Extracted records:
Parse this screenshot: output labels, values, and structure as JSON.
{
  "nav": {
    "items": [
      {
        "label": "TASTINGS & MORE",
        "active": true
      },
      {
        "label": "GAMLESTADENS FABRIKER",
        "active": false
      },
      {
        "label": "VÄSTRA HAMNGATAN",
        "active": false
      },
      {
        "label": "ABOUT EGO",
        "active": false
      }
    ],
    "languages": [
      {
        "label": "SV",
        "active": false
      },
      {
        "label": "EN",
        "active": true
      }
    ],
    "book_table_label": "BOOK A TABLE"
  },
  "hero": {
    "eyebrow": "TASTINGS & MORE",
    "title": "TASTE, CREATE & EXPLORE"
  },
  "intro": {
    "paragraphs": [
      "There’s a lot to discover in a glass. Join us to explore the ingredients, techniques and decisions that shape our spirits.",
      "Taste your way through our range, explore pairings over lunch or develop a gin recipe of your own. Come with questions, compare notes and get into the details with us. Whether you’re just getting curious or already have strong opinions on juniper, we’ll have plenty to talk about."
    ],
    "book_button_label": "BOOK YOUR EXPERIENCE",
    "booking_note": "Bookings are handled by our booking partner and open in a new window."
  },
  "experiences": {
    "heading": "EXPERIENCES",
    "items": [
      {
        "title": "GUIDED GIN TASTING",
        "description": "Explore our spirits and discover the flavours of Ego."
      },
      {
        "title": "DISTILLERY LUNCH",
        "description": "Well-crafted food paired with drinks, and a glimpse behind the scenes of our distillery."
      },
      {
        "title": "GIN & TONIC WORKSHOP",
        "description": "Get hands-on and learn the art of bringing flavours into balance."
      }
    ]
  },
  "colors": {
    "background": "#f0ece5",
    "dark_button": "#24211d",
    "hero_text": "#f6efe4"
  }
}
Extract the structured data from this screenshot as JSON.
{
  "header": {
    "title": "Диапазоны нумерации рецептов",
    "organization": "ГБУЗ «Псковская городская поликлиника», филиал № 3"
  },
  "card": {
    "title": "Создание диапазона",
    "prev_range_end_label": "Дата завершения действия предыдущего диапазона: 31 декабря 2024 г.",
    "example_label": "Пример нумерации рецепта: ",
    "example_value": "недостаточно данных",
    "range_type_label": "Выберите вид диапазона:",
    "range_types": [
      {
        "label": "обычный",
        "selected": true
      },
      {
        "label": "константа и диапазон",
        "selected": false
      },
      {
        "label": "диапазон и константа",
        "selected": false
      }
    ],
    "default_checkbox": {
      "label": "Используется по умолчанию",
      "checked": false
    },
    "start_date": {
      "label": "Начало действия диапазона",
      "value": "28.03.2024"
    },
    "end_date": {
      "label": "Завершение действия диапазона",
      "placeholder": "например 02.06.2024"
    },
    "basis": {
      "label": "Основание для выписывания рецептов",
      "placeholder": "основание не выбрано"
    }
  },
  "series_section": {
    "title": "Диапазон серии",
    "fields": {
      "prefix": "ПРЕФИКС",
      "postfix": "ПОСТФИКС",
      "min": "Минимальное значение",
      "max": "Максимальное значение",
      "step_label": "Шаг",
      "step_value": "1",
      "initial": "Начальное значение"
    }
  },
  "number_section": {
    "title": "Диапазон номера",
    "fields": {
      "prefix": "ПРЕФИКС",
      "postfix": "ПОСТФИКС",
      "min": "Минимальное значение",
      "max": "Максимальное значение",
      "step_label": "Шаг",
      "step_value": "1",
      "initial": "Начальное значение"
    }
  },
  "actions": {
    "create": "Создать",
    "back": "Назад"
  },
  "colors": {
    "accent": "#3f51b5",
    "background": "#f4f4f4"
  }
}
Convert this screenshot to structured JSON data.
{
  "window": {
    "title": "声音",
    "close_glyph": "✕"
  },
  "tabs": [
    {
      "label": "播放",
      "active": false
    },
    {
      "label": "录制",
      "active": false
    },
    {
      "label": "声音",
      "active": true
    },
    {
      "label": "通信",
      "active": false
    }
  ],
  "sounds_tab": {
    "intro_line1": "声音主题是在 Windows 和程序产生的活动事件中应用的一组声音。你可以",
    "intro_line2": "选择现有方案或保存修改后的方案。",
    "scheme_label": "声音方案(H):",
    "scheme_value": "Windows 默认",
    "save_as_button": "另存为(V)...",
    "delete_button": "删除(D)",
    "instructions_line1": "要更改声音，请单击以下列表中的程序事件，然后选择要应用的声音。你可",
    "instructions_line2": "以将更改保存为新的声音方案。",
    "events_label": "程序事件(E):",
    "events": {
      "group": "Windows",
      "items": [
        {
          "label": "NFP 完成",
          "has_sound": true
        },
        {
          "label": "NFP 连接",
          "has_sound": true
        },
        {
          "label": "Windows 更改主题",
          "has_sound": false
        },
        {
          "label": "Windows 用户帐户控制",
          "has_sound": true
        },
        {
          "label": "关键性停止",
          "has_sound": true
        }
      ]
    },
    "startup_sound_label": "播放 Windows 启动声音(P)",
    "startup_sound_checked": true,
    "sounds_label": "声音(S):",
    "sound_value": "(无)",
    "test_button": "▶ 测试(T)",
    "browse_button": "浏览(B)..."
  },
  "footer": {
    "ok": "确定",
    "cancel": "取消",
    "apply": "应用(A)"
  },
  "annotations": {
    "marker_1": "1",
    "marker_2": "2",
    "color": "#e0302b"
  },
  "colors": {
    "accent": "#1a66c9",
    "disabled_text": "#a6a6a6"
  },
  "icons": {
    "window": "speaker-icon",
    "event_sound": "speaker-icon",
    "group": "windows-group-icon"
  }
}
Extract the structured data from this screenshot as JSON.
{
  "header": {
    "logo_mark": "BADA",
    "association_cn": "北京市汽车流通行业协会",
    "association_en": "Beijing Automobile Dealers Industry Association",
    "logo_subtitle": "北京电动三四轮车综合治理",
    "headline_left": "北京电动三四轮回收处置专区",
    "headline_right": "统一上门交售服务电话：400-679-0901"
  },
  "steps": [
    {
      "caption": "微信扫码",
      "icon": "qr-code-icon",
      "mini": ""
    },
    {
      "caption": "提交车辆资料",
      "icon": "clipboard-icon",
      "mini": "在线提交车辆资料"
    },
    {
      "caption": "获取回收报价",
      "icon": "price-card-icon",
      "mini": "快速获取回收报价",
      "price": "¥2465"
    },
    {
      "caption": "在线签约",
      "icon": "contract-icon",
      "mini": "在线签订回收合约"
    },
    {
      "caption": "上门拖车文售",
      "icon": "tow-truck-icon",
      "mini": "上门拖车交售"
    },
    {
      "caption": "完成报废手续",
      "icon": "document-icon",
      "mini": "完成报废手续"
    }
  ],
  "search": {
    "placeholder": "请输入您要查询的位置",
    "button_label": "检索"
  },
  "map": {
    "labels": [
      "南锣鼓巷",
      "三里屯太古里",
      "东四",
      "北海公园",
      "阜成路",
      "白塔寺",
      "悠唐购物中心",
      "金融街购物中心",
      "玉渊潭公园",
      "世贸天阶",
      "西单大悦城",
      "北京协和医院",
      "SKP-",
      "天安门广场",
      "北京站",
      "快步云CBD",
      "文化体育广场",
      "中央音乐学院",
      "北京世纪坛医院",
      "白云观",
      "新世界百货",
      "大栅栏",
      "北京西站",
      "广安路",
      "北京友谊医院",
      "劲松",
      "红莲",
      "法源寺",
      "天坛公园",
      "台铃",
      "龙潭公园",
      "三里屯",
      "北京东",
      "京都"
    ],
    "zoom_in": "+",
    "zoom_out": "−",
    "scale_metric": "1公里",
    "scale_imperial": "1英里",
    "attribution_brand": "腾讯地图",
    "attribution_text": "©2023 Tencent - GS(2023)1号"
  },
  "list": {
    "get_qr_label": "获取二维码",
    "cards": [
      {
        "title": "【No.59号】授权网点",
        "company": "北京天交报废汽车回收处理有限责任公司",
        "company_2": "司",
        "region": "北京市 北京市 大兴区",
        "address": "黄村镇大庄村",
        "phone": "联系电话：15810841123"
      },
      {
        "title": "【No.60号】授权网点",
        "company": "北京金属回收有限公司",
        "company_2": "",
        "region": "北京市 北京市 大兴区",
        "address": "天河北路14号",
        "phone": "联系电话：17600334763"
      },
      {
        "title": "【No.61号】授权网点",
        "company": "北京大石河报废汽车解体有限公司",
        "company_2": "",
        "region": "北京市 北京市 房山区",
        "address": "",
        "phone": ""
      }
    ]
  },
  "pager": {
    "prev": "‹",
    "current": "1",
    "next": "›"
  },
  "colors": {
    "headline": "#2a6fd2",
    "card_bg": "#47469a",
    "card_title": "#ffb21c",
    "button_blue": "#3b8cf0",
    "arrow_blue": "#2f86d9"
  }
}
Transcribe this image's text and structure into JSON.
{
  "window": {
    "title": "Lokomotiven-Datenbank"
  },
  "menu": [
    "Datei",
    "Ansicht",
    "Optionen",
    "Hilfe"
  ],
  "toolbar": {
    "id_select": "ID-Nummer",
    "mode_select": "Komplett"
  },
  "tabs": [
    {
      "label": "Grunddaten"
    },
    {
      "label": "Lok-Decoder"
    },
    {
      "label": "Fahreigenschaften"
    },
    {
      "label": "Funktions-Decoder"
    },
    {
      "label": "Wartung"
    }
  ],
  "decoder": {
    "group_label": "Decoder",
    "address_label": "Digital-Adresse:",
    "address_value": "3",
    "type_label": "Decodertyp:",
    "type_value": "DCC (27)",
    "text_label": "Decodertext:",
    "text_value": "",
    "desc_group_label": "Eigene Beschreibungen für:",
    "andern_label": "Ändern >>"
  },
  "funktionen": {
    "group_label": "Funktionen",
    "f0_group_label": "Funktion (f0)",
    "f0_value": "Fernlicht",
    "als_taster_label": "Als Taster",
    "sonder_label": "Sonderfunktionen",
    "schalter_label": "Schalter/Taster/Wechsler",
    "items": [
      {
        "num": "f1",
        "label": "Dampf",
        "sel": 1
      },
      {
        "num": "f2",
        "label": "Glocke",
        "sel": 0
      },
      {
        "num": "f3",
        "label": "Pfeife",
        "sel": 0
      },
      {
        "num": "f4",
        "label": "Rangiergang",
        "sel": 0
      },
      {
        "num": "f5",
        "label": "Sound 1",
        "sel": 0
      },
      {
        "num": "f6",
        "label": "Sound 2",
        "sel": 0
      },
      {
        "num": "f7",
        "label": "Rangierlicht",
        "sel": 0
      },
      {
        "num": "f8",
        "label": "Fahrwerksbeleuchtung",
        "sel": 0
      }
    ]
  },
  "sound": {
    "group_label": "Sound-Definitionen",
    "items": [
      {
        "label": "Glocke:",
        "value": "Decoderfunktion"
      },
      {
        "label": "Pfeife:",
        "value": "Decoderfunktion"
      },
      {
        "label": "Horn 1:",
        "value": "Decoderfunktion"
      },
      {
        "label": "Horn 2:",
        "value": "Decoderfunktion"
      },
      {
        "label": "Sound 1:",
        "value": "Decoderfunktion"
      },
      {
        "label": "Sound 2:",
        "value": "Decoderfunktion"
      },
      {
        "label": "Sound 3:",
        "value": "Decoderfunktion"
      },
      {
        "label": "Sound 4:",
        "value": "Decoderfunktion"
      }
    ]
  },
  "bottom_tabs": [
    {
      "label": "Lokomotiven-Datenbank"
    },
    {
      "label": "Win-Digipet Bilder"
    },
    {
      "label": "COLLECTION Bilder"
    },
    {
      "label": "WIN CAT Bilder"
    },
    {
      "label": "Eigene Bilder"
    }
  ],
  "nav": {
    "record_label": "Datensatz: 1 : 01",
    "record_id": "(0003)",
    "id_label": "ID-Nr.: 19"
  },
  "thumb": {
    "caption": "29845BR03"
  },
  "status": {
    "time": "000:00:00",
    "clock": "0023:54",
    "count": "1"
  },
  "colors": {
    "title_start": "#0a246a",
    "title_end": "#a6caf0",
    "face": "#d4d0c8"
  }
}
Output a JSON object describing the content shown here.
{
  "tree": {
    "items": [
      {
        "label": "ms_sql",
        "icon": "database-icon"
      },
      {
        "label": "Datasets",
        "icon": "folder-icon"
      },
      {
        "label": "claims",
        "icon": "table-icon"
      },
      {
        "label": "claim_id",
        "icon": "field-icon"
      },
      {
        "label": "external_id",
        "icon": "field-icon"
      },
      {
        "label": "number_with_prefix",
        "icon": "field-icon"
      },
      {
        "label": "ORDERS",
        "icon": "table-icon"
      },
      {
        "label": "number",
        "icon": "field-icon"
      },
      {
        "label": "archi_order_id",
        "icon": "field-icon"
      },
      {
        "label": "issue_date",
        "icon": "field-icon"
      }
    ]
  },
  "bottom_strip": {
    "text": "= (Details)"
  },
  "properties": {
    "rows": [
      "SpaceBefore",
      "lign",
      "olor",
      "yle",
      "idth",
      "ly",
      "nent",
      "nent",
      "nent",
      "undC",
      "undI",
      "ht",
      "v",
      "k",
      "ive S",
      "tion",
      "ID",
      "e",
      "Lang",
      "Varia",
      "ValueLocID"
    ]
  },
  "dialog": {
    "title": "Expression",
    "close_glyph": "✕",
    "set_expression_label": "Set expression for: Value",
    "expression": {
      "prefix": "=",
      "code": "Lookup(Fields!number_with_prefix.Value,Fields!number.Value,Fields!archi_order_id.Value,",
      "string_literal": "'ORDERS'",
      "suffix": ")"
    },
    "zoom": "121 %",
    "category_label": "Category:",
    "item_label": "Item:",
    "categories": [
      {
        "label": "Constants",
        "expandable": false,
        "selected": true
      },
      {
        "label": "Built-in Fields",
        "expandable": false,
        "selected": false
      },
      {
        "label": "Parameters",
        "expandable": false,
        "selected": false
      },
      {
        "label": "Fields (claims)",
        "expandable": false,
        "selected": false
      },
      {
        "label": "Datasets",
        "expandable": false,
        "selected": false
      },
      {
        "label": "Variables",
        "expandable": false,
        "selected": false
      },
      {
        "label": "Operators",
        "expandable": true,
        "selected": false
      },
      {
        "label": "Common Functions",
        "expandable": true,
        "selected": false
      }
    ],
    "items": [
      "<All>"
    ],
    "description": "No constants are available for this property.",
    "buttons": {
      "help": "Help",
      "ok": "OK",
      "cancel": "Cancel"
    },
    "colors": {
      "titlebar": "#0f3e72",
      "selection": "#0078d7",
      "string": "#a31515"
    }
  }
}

§ YOUR INSTRUCTIONS
In the entries above, identify every line with the string "MORE".

§ THE SOLUTION
        "label": "TASTINGS & MORE",
    "eyebrow": "TASTINGS & MORE",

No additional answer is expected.